=== Your objective ===
Every line below must be reproduced exactly. Copy them all.

=== Provided records ===
★ ★ ★ ★
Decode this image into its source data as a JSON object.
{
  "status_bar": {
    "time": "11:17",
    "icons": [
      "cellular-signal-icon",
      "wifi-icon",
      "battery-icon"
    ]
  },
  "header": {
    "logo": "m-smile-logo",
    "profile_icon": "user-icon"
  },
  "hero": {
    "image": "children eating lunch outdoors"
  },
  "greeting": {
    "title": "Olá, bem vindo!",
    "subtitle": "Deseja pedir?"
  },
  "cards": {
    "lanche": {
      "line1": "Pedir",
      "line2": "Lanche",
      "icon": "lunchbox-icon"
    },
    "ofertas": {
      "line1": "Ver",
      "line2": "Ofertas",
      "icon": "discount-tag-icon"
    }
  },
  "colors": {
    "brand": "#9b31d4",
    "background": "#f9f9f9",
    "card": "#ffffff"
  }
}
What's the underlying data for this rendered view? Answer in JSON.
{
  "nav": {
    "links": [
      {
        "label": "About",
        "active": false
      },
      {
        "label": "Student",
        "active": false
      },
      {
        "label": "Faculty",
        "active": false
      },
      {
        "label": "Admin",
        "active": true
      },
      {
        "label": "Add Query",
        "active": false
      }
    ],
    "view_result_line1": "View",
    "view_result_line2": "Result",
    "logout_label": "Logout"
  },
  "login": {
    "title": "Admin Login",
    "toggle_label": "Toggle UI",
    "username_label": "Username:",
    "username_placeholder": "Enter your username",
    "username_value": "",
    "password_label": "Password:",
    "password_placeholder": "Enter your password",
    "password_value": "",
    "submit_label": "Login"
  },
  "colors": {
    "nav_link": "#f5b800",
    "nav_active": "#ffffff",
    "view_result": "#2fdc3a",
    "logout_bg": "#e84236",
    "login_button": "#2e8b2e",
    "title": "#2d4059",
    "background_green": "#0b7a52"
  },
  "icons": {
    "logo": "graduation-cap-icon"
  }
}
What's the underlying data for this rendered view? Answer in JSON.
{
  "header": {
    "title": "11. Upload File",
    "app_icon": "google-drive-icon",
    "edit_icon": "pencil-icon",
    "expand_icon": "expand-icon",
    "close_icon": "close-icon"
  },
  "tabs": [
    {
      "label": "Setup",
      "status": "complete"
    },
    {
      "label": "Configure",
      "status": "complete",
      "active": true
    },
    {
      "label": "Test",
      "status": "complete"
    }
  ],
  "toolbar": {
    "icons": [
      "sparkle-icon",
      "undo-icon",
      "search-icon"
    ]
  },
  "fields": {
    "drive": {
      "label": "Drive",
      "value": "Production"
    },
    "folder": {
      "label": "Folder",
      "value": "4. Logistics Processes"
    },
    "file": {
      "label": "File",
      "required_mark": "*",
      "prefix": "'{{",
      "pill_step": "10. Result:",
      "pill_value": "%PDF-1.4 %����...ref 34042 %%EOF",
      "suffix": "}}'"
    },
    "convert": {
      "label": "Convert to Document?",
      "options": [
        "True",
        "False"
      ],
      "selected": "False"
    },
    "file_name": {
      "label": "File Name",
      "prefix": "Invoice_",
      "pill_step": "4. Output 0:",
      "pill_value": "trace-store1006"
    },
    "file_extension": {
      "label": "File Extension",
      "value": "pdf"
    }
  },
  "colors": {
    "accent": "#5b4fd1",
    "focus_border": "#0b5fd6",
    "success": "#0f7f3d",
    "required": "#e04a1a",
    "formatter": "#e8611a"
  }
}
★ ★ ★ ★
=== Final answer ===
Decode this image into its source data as a JSON object.
{
  "status_bar": {
    "time": "11:17",
    "icons": [
      "cellular-signal-icon",
      "wifi-icon",
      "battery-icon"
    ]
  },
  "header": {
    "logo": "m-smile-logo",
    "profile_icon": "user-icon"
  },
  "hero": {
    "image": "children eating lunch outdoors"
  },
  "greeting": {
    "title": "Olá, bem vindo!",
    "subtitle": "Deseja pedir?"
  },
  "cards": {
    "lanche": {
      "line1": "Pedir",
      "line2": "Lanche",
      "icon": "lunchbox-icon"
    },
    "ofertas": {
      "line1": "Ver",
      "line2": "Ofertas",
      "icon": "discount-tag-icon"
    }
  },
  "colors": {
    "brand": "#9b31d4",
    "background": "#f9f9f9",
    "card": "#ffffff"
  }
}
What's the underlying data for this rendered view? Answer in JSON.
{
  "nav": {
    "links": [
      {
        "label": "About",
        "active": false
      },
      {
        "label": "Student",
        "active": false
      },
      {
        "label": "Faculty",
        "active": false
      },
      {
        "label": "Admin",
        "active": true
      },
      {
        "label": "Add Query",
        "active": false
      }
    ],
    "view_result_line1": "View",
    "view_result_line2": "Result",
    "logout_label": "Logout"
  },
  "login": {
    "title": "Admin Login",
    "toggle_label": "Toggle UI",
    "username_label": "Username:",
    "username_placeholder": "Enter your username",
    "username_value": "",
    "password_label": "Password:",
    "password_placeholder": "Enter your password",
    "password_value": "",
    "submit_label": "Login"
  },
  "colors": {
    "nav_link": "#f5b800",
    "nav_active": "#ffffff",
    "view_result": "#2fdc3a",
    "logout_bg": "#e84236",
    "login_button": "#2e8b2e",
    "title": "#2d4059",
    "background_green": "#0b7a52"
  },
  "icons": {
    "logo": "graduation-cap-icon"
  }
}
What's the underlying data for this rendered view? Answer in JSON.
{
  "header": {
    "title": "11. Upload File",
    "app_icon": "google-drive-icon",
    "edit_icon": "pencil-icon",
    "expand_icon": "expand-icon",
    "close_icon": "close-icon"
  },
  "tabs": [
    {
      "label": "Setup",
      "status": "complete"
    },
    {
      "label": "Configure",
      "status": "complete",
      "active": true
    },
    {
      "label": "Test",
      "status": "complete"
    }
  ],
  "toolbar": {
    "icons": [
      "sparkle-icon",
      "undo-icon",
      "search-icon"
    ]
  },
  "fields": {
    "drive": {
      "label": "Drive",
      "value": "Production"
    },
    "folder": {
      "label": "Folder",
      "value": "4. Logistics Processes"
    },
    "file": {
      "label": "File",
      "required_mark": "*",
      "prefix": "'{{",
      "pill_step": "10. Result:",
      "pill_value": "%PDF-1.4 %����...ref 34042 %%EOF",
      "suffix": "}}'"
    },
    "convert": {
      "label": "Convert to Document?",
      "options": [
        "True",
        "False"
      ],
      "selected": "False"
    },
    "file_name": {
      "label": "File Name",
      "prefix": "Invoice_",
      "pill_step": "4. Output 0:",
      "pill_value": "trace-store1006"
    },
    "file_extension": {
      "label": "File Extension",
      "value": "pdf"
    }
  },
  "colors": {
    "accent": "#5b4fd1",
    "focus_border": "#0b5fd6",
    "success": "#0f7f3d",
    "required": "#e04a1a",
    "formatter": "#e8611a"
  }
}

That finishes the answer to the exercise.